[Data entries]
——————————

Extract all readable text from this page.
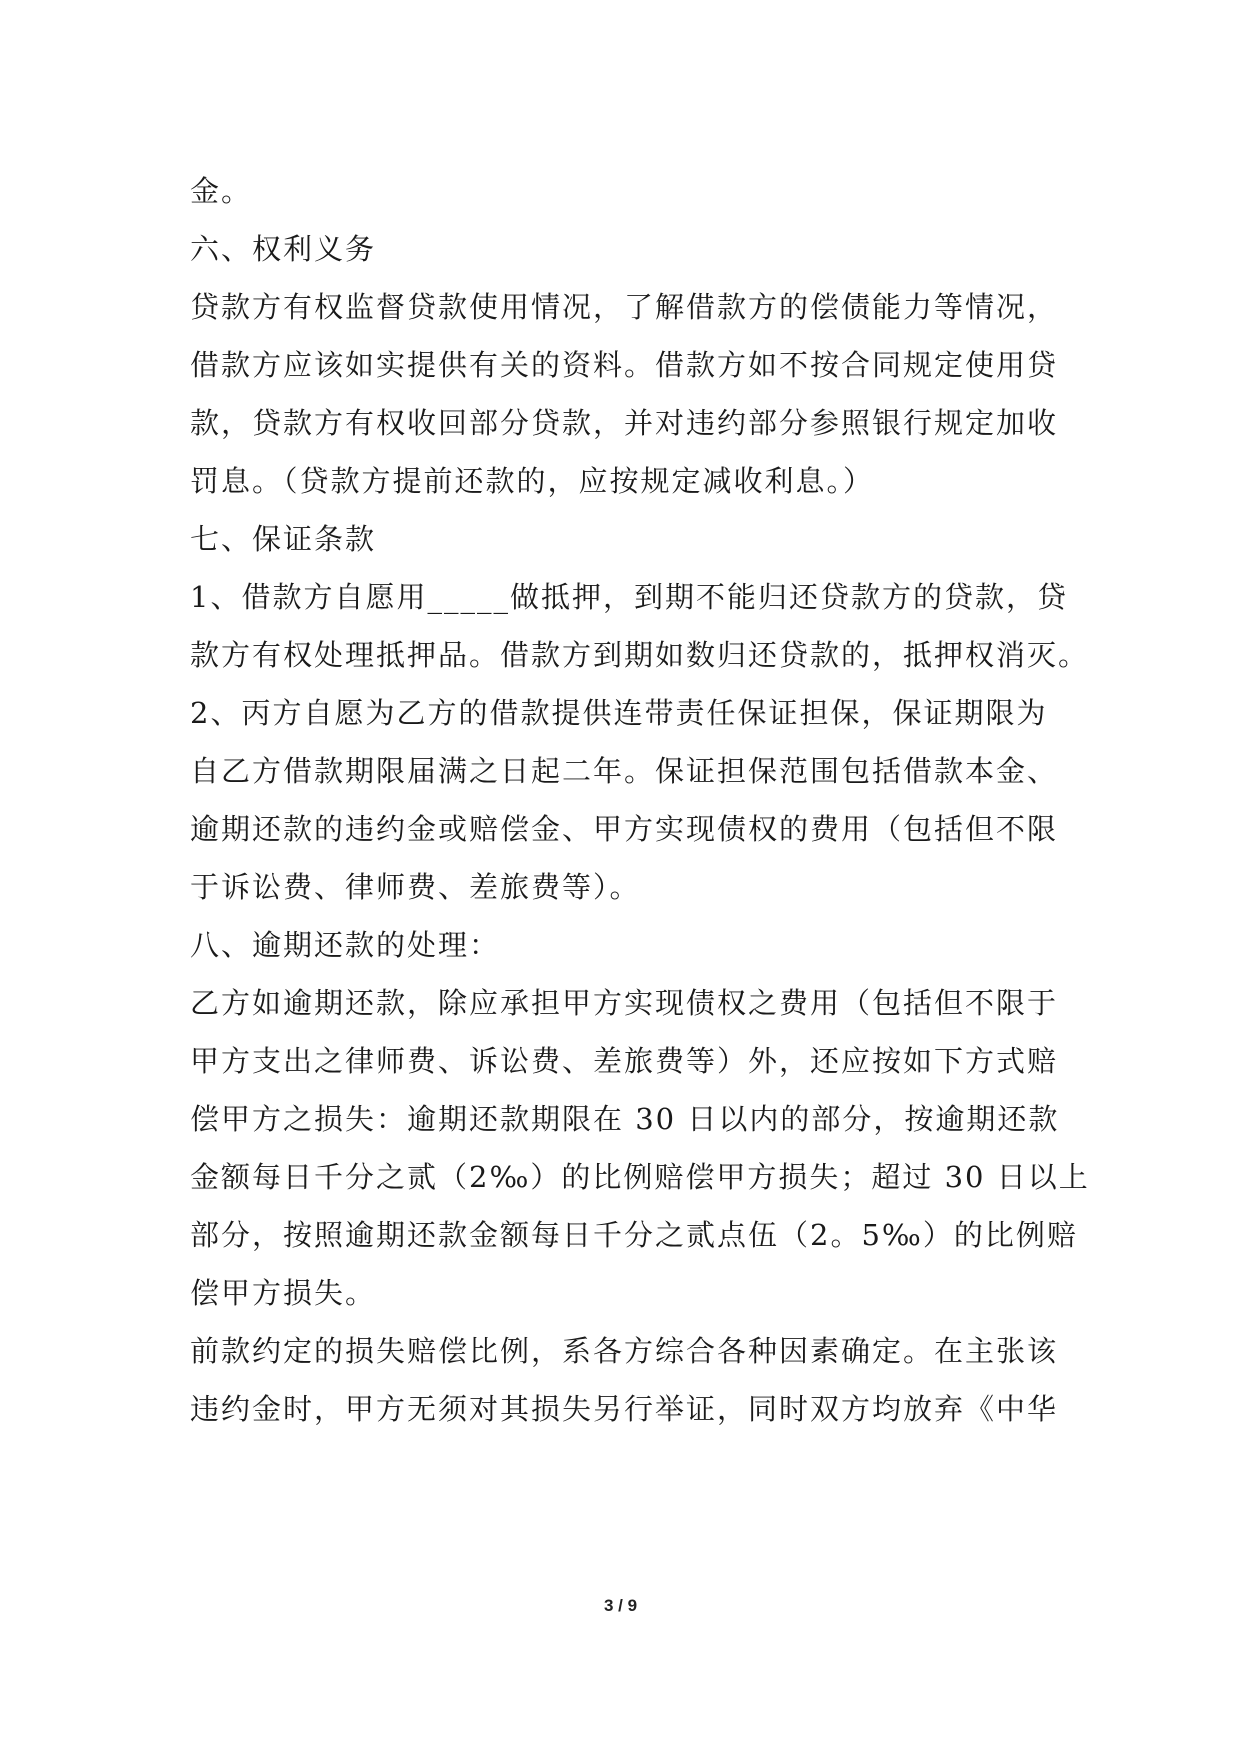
金。
六、权利义务
贷款方有权监督贷款使用情况，了解借款方的偿债能力等情况，
借款方应该如实提供有关的资料。借款方如不按合同规定使用贷
款，贷款方有权收回部分贷款，并对违约部分参照银行规定加收
罚息。（贷款方提前还款的，应按规定减收利息。）
七、保证条款
1、借款方自愿用_____做抵押，到期不能归还贷款方的贷款，贷
款方有权处理抵押品。借款方到期如数归还贷款的，抵押权消灭。
2、丙方自愿为乙方的借款提供连带责任保证担保，保证期限为
自乙方借款期限届满之日起二年。保证担保范围包括借款本金、
逾期还款的违约金或赔偿金、甲方实现债权的费用（包括但不限
于诉讼费、律师费、差旅费等）。
八、逾期还款的处理：
乙方如逾期还款，除应承担甲方实现债权之费用（包括但不限于
甲方支出之律师费、诉讼费、差旅费等）外，还应按如下方式赔
偿甲方之损失：逾期还款期限在 30 日以内的部分，按逾期还款
金额每日千分之贰（2‰）的比例赔偿甲方损失；超过 30 日以上
部分，按照逾期还款金额每日千分之贰点伍（2。5‰）的比例赔
偿甲方损失。
前款约定的损失赔偿比例，系各方综合各种因素确定。在主张该
违约金时，甲方无须对其损失另行举证，同时双方均放弃《中华
3 / 9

——————————

Count the lines of the data that include the string "差旅费等", and give only that number.

▶ [THE RESULT]
2